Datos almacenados
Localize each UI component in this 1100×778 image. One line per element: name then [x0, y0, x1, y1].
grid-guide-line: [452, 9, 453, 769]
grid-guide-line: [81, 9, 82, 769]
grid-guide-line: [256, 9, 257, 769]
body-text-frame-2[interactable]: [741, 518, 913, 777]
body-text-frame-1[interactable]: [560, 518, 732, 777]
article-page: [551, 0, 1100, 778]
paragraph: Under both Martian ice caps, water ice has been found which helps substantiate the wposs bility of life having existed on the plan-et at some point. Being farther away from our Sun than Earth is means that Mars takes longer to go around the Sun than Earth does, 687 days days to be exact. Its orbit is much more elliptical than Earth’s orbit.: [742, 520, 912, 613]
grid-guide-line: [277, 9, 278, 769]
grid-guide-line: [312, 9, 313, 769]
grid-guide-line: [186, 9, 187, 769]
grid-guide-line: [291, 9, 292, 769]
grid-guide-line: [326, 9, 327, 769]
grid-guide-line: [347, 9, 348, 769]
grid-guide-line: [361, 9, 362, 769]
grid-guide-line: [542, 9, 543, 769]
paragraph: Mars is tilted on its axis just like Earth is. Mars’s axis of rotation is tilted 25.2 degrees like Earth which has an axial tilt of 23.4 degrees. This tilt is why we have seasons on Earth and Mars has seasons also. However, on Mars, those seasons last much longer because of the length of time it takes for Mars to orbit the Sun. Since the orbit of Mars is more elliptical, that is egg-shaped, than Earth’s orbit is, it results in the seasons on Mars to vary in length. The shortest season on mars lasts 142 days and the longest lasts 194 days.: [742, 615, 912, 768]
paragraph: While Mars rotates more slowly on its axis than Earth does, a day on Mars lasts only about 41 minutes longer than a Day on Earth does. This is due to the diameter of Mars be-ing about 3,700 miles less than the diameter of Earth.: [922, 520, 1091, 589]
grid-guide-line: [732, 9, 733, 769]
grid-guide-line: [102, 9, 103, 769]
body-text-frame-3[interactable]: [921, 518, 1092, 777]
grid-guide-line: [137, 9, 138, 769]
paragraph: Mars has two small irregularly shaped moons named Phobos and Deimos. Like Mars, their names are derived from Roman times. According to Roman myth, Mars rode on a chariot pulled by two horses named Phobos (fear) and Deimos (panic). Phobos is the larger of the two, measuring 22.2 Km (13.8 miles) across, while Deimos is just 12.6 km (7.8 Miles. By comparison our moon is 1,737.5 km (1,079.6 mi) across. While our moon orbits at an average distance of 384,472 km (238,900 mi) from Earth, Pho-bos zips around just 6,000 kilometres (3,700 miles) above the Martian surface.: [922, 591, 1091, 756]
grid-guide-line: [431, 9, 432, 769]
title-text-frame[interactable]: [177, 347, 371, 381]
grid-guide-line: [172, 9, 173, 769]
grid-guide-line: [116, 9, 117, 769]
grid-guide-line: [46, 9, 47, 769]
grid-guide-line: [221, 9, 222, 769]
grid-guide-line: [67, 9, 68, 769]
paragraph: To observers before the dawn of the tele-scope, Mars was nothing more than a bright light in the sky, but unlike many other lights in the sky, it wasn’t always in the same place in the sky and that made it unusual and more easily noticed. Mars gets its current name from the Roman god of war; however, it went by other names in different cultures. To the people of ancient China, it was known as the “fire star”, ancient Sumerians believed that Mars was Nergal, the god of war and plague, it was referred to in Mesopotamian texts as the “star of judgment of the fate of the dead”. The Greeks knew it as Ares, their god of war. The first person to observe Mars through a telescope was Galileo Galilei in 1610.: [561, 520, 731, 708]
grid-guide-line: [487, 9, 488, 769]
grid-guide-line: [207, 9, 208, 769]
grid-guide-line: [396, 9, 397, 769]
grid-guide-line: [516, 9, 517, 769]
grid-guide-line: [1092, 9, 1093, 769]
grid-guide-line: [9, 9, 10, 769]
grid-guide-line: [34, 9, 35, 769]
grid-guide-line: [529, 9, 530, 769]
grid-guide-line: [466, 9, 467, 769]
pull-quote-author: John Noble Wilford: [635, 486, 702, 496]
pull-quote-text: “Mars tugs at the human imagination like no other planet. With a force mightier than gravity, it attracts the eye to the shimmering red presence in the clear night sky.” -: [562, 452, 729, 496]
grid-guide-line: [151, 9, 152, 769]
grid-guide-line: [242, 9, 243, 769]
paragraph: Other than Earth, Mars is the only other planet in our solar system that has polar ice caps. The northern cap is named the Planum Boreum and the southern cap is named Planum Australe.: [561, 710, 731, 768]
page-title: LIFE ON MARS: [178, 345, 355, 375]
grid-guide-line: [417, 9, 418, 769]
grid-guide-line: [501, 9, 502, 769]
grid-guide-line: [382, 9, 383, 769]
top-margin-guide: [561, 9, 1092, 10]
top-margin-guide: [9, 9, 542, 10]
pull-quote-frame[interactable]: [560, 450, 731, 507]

● **EJERCICIO PROPUESTO**: Convierte todos los registros en una tabla Markdown con las columnas «N.º» y «Línea», con una fila numerada por cada línea y sin incluir las líneas en blanco.

● **RESULTADO**:
| N.º | Línea |
|---|---|
| 1 | Localize each UI component in this 1100×778 image. One line per element: name then [x0, y0, x1, y1]. |
| 2 | grid-guide-line: [452, 9, 453, 769] |
| 3 | grid-guide-line: [81, 9, 82, 769] |
| 4 | grid-guide-line: [256, 9, 257, 769] |
| 5 | body-text-frame-2[interactable]: [741, 518, 913, 777] |
| 6 | body-text-frame-1[interactable]: [560, 518, 732, 777] |
| 7 | article-page: [551, 0, 1100, 778] |
| 8 | paragraph: Under both Martian ice caps, water ice has been found which helps substantiate the wposs bility of life having existed on the plan-et at some point. Being farther away from our Sun than Earth is means that Mars takes longer to go around the Sun than Earth does, 687 days days to be exact. Its orbit is much more elliptical than Earth’s orbit.: [742, 520, 912, 613] |
| 9 | grid-guide-line: [277, 9, 278, 769] |
| 10 | grid-guide-line: [312, 9, 313, 769] |
| 11 | grid-guide-line: [186, 9, 187, 769] |
| 12 | grid-guide-line: [291, 9, 292, 769] |
| 13 | grid-guide-line: [326, 9, 327, 769] |
| 14 | grid-guide-line: [347, 9, 348, 769] |
| 15 | grid-guide-line: [361, 9, 362, 769] |
| 16 | grid-guide-line: [542, 9, 543, 769] |
| 17 | paragraph: Mars is tilted on its axis just like Earth is. Mars’s axis of rotation is tilted 25.2 degrees like Earth which has an axial tilt of 23.4 degrees. This tilt is why we have seasons on Earth and Mars has seasons also. However, on Mars, those seasons last much longer because of the length of time it takes for Mars to orbit the Sun. Since the orbit of Mars is more elliptical, that is egg-shaped, than Earth’s orbit is, it results in the seasons on Mars to vary in length. The shortest season on mars lasts 142 days and the longest lasts 194 days.: [742, 615, 912, 768] |
| 18 | paragraph: While Mars rotates more slowly on its axis than Earth does, a day on Mars lasts only about 41 minutes longer than a Day on Earth does. This is due to the diameter of Mars be-ing about 3,700 miles less than the diameter of Earth.: [922, 520, 1091, 589] |
| 19 | grid-guide-line: [732, 9, 733, 769] |
| 20 | grid-guide-line: [102, 9, 103, 769] |
| 21 | body-text-frame-3[interactable]: [921, 518, 1092, 777] |
| 22 | grid-guide-line: [137, 9, 138, 769] |
| 23 | paragraph: Mars has two small irregularly shaped moons named Phobos and Deimos. Like Mars, their names are derived from Roman times. According to Roman myth, Mars rode on a chariot pulled by two horses named Phobos (fear) and Deimos (panic). Phobos is the larger of the two, measuring 22.2 Km (13.8 miles) across, while Deimos is just 12.6 km (7.8 Miles. By comparison our moon is 1,737.5 km (1,079.6 mi) across. While our moon orbits at an average distance of 384,472 km (238,900 mi) from Earth, Pho-bos zips around just 6,000 kilometres (3,700 miles) above the Martian surface.: [922, 591, 1091, 756] |
| 24 | grid-guide-line: [431, 9, 432, 769] |
| 25 | title-text-frame[interactable]: [177, 347, 371, 381] |
| 26 | grid-guide-line: [172, 9, 173, 769] |
| 27 | grid-guide-line: [116, 9, 117, 769] |
| 28 | grid-guide-line: [46, 9, 47, 769] |
| 29 | grid-guide-line: [221, 9, 222, 769] |
| 30 | grid-guide-line: [67, 9, 68, 769] |
| 31 | paragraph: To observers before the dawn of the tele-scope, Mars was nothing more than a bright light in the sky, but unlike many other lights in the sky, it wasn’t always in the same place in the sky and that made it unusual and more easily noticed. Mars gets its current name from the Roman god of war; however, it went by other names in different cultures. To the people of ancient China, it was known as the “fire star”, ancient Sumerians believed that Mars was Nergal, the god of war and plague, it was referred to in Mesopotamian texts as the “star of judgment of the fate of the dead”. The Greeks knew it as Ares, their god of war. The first person to observe Mars through a telescope was Galileo Galilei in 1610.: [561, 520, 731, 708] |
| 32 | grid-guide-line: [487, 9, 488, 769] |
| 33 | grid-guide-line: [207, 9, 208, 769] |
| 34 | grid-guide-line: [396, 9, 397, 769] |
| 35 | grid-guide-line: [516, 9, 517, 769] |
| 36 | grid-guide-line: [1092, 9, 1093, 769] |
| 37 | grid-guide-line: [9, 9, 10, 769] |
| 38 | grid-guide-line: [34, 9, 35, 769] |
| 39 | grid-guide-line: [529, 9, 530, 769] |
| 40 | grid-guide-line: [466, 9, 467, 769] |
| 41 | pull-quote-author: John Noble Wilford: [635, 486, 702, 496] |
| 42 | pull-quote-text: “Mars tugs at the human imagination like no other planet. With a force mightier than gravity, it attracts the eye to the shimmering red presence in the clear night sky.” -: [562, 452, 729, 496] |
| 43 | grid-guide-line: [151, 9, 152, 769] |
| 44 | grid-guide-line: [242, 9, 243, 769] |
| 45 | paragraph: Other than Earth, Mars is the only other planet in our solar system that has polar ice caps. The northern cap is named the Planum Boreum and the southern cap is named Planum Australe.: [561, 710, 731, 768] |
| 46 | page-title: LIFE ON MARS: [178, 345, 355, 375] |
| 47 | grid-guide-line: [417, 9, 418, 769] |
| 48 | grid-guide-line: [501, 9, 502, 769] |
| 49 | grid-guide-line: [382, 9, 383, 769] |
| 50 | top-margin-guide: [561, 9, 1092, 10] |
| 51 | top-margin-guide: [9, 9, 542, 10] |
| 52 | pull-quote-frame[interactable]: [560, 450, 731, 507] |